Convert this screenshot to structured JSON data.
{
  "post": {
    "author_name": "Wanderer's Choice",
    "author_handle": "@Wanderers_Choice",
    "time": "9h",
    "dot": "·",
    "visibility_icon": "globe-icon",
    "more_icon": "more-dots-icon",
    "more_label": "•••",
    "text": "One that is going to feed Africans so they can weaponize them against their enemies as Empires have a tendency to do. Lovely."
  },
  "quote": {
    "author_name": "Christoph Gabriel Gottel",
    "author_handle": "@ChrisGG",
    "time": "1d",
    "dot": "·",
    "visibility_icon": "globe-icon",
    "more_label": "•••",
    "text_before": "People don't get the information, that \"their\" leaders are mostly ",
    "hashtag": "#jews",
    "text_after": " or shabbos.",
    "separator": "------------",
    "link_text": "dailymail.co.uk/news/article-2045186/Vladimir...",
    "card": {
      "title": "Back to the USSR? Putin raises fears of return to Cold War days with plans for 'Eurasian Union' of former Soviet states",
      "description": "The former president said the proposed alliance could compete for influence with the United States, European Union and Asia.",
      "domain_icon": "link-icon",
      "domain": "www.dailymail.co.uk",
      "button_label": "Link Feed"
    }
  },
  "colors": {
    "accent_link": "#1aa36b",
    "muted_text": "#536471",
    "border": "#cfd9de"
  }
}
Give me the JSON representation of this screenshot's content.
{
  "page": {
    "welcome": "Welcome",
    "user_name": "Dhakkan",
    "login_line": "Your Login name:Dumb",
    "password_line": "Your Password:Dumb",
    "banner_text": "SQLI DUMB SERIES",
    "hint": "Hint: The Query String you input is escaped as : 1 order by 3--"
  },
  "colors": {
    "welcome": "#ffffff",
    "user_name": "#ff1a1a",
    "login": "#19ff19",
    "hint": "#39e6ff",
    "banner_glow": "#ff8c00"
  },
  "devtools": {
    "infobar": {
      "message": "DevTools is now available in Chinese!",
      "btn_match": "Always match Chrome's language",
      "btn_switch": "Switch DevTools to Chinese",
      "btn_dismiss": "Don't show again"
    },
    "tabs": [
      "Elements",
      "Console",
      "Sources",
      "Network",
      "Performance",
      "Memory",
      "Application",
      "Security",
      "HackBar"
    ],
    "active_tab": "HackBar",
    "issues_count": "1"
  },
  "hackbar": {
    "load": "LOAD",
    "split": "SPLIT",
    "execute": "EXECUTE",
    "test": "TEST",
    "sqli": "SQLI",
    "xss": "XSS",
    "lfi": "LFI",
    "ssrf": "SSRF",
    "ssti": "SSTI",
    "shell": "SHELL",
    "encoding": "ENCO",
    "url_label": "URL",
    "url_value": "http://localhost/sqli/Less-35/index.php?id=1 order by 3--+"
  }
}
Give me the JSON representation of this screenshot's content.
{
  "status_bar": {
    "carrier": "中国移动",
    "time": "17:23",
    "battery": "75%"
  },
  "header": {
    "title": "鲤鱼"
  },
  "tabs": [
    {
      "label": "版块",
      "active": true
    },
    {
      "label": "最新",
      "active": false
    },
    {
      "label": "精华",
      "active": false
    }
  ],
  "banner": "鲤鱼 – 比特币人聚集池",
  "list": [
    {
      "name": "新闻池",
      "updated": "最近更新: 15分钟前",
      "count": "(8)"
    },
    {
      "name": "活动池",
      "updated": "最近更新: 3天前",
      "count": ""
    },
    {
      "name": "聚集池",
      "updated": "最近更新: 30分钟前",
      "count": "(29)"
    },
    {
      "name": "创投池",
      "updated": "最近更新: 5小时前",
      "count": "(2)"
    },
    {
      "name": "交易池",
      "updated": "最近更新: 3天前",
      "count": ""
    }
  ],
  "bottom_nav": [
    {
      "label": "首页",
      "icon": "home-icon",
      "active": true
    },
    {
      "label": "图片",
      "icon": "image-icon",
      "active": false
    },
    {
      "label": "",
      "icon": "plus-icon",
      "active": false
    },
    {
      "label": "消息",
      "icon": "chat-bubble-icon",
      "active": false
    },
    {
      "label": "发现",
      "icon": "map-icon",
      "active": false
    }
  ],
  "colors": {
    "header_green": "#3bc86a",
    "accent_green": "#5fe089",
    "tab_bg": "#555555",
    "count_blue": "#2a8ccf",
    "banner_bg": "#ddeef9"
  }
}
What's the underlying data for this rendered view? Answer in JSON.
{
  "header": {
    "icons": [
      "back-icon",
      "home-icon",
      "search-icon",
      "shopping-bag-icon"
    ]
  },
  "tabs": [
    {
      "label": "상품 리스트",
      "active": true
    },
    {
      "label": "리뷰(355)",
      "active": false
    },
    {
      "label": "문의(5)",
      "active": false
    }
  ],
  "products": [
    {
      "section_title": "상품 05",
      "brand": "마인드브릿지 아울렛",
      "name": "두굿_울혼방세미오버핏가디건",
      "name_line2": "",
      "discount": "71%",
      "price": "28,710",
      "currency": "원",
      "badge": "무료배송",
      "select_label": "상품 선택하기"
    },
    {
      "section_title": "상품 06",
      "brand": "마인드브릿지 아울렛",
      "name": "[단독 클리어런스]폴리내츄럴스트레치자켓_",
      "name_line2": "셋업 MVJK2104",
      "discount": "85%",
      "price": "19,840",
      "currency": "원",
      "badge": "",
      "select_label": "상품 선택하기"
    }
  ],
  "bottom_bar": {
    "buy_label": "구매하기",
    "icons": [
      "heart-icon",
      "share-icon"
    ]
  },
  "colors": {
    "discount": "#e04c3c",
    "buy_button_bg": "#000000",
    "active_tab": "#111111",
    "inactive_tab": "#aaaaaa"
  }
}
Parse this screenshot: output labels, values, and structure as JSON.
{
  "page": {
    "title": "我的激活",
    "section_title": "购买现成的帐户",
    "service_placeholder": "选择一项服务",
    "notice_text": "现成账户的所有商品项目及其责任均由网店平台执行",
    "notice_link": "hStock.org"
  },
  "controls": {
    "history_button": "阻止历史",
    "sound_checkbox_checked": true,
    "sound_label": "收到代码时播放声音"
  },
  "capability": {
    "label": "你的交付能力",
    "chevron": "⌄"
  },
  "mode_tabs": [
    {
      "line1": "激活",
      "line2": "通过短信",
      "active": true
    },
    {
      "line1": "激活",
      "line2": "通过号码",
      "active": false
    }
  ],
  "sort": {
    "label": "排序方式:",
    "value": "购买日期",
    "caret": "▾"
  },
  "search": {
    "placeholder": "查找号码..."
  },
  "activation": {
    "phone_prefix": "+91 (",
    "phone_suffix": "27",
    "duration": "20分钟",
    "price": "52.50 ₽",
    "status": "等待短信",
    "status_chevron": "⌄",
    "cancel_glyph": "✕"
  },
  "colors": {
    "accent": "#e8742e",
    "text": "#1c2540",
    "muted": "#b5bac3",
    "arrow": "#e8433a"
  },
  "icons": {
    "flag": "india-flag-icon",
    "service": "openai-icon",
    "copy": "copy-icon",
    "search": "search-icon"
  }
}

● **Stated task**:
Return each line that includes "dailymail".

● **The response**:
    "link_text": "dailymail.co.uk/news/article-2045186/Vladimir...",
      "domain": "www.dailymail.co.uk",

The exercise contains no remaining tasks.